GIVEN PROBLEM — Check every line below for the word "nature" and copy the ones that have it.

Raw records —
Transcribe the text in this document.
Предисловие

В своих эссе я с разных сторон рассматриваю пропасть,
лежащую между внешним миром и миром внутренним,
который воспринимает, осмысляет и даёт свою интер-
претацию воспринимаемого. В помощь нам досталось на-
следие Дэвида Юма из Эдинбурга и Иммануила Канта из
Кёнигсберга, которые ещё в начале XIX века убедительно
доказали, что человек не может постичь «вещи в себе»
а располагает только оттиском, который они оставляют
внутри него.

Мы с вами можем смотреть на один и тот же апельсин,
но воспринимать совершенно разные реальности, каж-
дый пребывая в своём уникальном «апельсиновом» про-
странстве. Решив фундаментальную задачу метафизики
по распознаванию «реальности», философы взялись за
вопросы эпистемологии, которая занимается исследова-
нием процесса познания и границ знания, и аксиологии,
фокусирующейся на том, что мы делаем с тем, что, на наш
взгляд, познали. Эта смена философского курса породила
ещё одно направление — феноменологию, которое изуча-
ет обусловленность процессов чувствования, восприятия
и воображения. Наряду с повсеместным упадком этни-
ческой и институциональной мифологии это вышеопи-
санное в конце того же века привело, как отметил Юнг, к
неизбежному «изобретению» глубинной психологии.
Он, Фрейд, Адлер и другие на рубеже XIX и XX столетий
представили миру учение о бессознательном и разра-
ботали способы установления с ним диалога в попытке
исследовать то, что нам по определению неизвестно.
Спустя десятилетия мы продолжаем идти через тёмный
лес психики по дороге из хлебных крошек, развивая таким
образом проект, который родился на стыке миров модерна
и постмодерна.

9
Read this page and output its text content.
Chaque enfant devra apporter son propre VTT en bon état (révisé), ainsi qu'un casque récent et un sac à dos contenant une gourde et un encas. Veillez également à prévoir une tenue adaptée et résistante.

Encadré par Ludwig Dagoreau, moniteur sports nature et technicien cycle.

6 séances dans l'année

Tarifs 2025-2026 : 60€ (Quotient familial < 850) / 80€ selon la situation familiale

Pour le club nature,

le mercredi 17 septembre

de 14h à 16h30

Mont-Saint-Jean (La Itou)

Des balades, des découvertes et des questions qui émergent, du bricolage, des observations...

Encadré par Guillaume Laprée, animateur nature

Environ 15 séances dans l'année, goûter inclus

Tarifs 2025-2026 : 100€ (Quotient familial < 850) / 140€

EXERCISE SOLUTION —
Encadré par Ludwig Dagoreau, moniteur sports nature et technicien cycle.
Pour le club nature,
Encadré par Guillaume Laprée, animateur nature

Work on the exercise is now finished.